= Data entries for graphics =

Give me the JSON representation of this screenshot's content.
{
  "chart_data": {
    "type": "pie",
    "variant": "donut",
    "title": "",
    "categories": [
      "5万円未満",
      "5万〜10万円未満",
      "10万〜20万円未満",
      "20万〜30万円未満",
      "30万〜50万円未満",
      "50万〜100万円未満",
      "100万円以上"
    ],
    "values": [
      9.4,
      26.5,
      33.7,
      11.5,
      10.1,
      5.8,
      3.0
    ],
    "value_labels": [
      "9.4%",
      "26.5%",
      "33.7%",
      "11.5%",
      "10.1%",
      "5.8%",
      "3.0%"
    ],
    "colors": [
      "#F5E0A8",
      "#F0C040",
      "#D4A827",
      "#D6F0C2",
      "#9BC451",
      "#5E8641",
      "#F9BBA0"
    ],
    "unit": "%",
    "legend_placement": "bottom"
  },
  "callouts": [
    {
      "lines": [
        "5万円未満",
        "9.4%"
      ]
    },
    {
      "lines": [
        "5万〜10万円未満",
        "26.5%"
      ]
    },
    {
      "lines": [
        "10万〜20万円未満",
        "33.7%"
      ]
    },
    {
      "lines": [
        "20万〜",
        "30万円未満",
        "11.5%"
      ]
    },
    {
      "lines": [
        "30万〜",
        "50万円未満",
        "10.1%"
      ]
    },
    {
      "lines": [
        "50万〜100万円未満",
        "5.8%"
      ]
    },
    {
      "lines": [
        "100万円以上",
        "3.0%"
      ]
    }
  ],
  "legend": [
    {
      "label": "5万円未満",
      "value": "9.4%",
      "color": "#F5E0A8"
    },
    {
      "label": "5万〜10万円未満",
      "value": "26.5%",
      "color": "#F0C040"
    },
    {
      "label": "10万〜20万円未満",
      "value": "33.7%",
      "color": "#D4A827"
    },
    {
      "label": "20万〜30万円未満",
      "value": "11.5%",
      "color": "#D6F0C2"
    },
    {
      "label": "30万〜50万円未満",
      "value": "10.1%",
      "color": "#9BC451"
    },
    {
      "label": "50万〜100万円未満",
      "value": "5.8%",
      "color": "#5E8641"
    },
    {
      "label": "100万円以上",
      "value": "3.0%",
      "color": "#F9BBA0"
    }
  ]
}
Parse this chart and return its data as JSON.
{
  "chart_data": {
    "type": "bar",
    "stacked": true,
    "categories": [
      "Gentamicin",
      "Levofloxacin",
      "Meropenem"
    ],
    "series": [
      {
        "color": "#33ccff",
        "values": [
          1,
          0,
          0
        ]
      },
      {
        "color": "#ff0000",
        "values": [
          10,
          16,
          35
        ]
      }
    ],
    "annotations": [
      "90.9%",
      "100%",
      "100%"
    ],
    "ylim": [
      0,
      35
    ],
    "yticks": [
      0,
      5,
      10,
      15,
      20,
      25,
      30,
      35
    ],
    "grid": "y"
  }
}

= Exercise =
Quote every line of the data, word for word.

= Exercise result =
Give me the JSON representation of this screenshot's content.
{
  "chart_data": {
    "type": "pie",
    "variant": "donut",
    "title": "",
    "categories": [
      "5万円未満",
      "5万〜10万円未満",
      "10万〜20万円未満",
      "20万〜30万円未満",
      "30万〜50万円未満",
      "50万〜100万円未満",
      "100万円以上"
    ],
    "values": [
      9.4,
      26.5,
      33.7,
      11.5,
      10.1,
      5.8,
      3.0
    ],
    "value_labels": [
      "9.4%",
      "26.5%",
      "33.7%",
      "11.5%",
      "10.1%",
      "5.8%",
      "3.0%"
    ],
    "colors": [
      "#F5E0A8",
      "#F0C040",
      "#D4A827",
      "#D6F0C2",
      "#9BC451",
      "#5E8641",
      "#F9BBA0"
    ],
    "unit": "%",
    "legend_placement": "bottom"
  },
  "callouts": [
    {
      "lines": [
        "5万円未満",
        "9.4%"
      ]
    },
    {
      "lines": [
        "5万〜10万円未満",
        "26.5%"
      ]
    },
    {
      "lines": [
        "10万〜20万円未満",
        "33.7%"
      ]
    },
    {
      "lines": [
        "20万〜",
        "30万円未満",
        "11.5%"
      ]
    },
    {
      "lines": [
        "30万〜",
        "50万円未満",
        "10.1%"
      ]
    },
    {
      "lines": [
        "50万〜100万円未満",
        "5.8%"
      ]
    },
    {
      "lines": [
        "100万円以上",
        "3.0%"
      ]
    }
  ],
  "legend": [
    {
      "label": "5万円未満",
      "value": "9.4%",
      "color": "#F5E0A8"
    },
    {
      "label": "5万〜10万円未満",
      "value": "26.5%",
      "color": "#F0C040"
    },
    {
      "label": "10万〜20万円未満",
      "value": "33.7%",
      "color": "#D4A827"
    },
    {
      "label": "20万〜30万円未満",
      "value": "11.5%",
      "color": "#D6F0C2"
    },
    {
      "label": "30万〜50万円未満",
      "value": "10.1%",
      "color": "#9BC451"
    },
    {
      "label": "50万〜100万円未満",
      "value": "5.8%",
      "color": "#5E8641"
    },
    {
      "label": "100万円以上",
      "value": "3.0%",
      "color": "#F9BBA0"
    }
  ]
}
Parse this chart and return its data as JSON.
{
  "chart_data": {
    "type": "bar",
    "stacked": true,
    "categories": [
      "Gentamicin",
      "Levofloxacin",
      "Meropenem"
    ],
    "series": [
      {
        "color": "#33ccff",
        "values": [
          1,
          0,
          0
        ]
      },
      {
        "color": "#ff0000",
        "values": [
          10,
          16,
          35
        ]
      }
    ],
    "annotations": [
      "90.9%",
      "100%",
      "100%"
    ],
    "ylim": [
      0,
      35
    ],
    "yticks": [
      0,
      5,
      10,
      15,
      20,
      25,
      30,
      35
    ],
    "grid": "y"
  }
}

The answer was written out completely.